_Given exercise:_
Please find all lines in the data that hold the string "screenshot" and copy them.

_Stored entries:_
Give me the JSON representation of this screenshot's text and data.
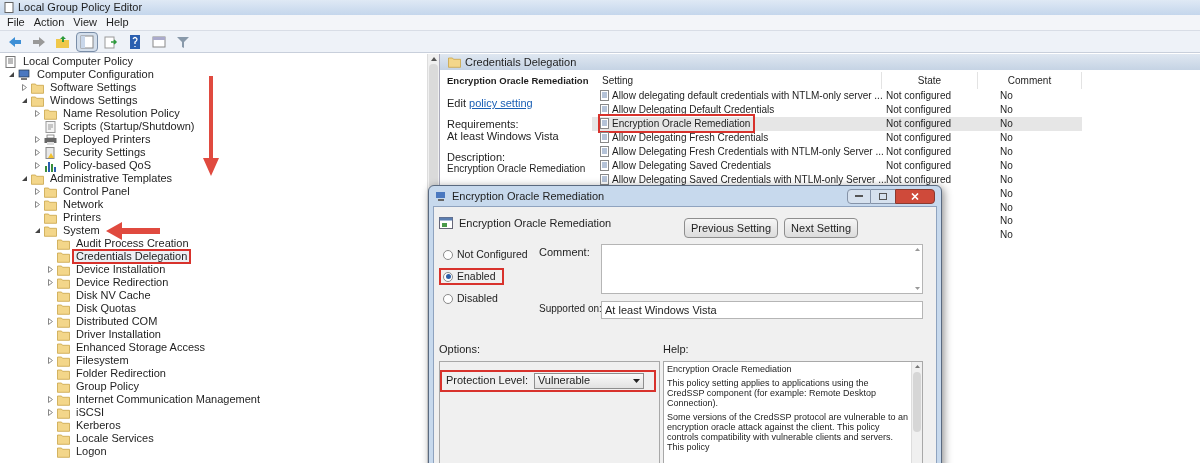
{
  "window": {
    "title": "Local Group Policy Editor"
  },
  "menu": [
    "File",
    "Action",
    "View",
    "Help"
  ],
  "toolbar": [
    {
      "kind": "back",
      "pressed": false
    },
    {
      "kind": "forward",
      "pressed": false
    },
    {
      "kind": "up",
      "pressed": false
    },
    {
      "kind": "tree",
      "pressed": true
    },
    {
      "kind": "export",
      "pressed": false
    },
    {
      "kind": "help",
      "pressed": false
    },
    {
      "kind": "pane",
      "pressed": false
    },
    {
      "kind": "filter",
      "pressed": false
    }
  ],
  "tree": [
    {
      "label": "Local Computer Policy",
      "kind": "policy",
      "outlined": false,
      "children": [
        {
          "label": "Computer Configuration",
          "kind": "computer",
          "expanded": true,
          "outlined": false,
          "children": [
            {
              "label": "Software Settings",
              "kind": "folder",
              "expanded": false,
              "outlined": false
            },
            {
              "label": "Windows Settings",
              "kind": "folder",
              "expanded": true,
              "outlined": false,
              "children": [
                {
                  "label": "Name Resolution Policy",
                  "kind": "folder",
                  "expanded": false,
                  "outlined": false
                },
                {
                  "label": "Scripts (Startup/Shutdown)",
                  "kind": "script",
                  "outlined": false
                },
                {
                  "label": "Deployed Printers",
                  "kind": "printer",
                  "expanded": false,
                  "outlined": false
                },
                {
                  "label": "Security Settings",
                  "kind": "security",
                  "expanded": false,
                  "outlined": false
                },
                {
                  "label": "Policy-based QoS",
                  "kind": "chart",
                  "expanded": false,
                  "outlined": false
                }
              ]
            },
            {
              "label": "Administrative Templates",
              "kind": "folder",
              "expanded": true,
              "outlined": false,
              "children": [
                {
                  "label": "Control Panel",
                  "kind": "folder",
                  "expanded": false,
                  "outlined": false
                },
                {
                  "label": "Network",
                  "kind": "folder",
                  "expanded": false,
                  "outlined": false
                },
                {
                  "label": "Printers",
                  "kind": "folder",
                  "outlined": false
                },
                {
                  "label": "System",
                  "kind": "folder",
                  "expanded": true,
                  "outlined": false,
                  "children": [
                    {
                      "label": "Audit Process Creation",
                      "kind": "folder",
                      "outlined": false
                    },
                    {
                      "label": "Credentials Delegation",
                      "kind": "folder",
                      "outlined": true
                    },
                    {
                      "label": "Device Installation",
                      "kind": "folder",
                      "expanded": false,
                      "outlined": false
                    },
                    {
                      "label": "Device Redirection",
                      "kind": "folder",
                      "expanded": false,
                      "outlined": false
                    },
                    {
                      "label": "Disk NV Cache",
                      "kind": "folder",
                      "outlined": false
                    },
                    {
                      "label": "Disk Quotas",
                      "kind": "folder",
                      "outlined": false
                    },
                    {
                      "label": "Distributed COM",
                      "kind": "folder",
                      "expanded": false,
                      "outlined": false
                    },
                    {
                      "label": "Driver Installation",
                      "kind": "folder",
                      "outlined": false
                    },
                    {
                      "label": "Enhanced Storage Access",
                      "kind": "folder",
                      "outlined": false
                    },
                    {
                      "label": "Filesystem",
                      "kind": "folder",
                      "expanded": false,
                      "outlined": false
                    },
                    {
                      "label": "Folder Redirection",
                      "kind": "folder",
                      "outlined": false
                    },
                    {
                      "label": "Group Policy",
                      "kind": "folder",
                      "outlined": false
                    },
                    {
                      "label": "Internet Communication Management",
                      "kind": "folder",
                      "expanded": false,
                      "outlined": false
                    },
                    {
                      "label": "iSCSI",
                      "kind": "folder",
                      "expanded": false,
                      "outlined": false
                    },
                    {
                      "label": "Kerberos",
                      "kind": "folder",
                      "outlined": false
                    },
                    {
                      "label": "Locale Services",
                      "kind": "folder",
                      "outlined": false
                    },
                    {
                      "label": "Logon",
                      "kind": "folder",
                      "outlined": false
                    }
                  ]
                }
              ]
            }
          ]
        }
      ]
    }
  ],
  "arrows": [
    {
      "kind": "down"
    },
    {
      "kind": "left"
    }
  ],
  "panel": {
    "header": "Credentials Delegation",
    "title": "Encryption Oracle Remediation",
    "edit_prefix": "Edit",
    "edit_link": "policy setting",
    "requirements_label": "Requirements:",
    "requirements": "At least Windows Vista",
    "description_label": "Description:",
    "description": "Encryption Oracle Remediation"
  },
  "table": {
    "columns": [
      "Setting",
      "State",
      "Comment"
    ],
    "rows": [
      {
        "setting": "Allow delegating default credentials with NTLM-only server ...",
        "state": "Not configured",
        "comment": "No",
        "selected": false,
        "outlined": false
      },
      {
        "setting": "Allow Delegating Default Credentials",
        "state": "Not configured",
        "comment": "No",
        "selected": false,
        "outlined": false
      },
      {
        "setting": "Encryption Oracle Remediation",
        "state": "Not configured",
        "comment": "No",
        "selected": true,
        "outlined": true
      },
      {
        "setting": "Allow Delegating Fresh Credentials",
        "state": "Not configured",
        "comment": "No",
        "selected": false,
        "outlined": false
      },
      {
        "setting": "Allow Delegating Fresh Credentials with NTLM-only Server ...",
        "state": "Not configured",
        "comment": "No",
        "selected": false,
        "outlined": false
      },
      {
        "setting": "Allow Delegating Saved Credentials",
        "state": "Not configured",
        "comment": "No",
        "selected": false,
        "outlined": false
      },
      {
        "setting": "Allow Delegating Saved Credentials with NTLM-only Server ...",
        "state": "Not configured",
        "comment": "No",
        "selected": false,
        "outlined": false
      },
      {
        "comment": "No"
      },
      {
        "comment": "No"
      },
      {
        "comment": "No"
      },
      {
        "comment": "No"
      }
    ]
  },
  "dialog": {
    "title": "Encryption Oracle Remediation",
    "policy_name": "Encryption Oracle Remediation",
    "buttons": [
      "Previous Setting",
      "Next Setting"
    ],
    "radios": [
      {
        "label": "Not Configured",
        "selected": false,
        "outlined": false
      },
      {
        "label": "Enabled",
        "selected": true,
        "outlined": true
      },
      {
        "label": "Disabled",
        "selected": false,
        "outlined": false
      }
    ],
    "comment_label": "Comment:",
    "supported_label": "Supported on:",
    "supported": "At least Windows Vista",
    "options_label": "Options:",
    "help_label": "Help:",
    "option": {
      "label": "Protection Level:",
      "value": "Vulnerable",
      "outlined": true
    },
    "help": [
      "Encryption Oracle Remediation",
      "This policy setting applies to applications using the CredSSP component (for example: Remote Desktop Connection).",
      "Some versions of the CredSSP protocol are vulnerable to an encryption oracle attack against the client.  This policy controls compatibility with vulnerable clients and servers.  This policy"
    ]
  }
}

--

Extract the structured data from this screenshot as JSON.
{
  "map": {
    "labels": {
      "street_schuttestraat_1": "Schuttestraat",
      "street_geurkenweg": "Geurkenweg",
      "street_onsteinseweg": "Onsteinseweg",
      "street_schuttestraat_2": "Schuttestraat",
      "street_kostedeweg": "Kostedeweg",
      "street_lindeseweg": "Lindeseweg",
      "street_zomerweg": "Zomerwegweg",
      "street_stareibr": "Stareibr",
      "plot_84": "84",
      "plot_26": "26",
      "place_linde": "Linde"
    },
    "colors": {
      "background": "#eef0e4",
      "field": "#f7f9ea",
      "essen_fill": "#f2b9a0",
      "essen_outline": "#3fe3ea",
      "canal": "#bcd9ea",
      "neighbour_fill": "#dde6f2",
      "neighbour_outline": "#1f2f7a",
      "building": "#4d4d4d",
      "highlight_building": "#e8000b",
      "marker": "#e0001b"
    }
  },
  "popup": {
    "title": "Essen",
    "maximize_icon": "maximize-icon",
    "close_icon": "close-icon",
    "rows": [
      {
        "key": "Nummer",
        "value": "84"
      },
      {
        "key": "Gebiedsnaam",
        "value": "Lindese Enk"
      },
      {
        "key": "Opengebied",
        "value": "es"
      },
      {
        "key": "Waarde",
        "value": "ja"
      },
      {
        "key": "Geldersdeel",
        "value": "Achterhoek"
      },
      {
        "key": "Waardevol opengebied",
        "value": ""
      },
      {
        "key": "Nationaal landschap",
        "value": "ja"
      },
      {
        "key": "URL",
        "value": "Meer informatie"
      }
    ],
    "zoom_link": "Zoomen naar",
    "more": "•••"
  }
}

_Solution to this problem:_
Give me the JSON representation of this screenshot's text and data.
Extract the structured data from this screenshot as JSON.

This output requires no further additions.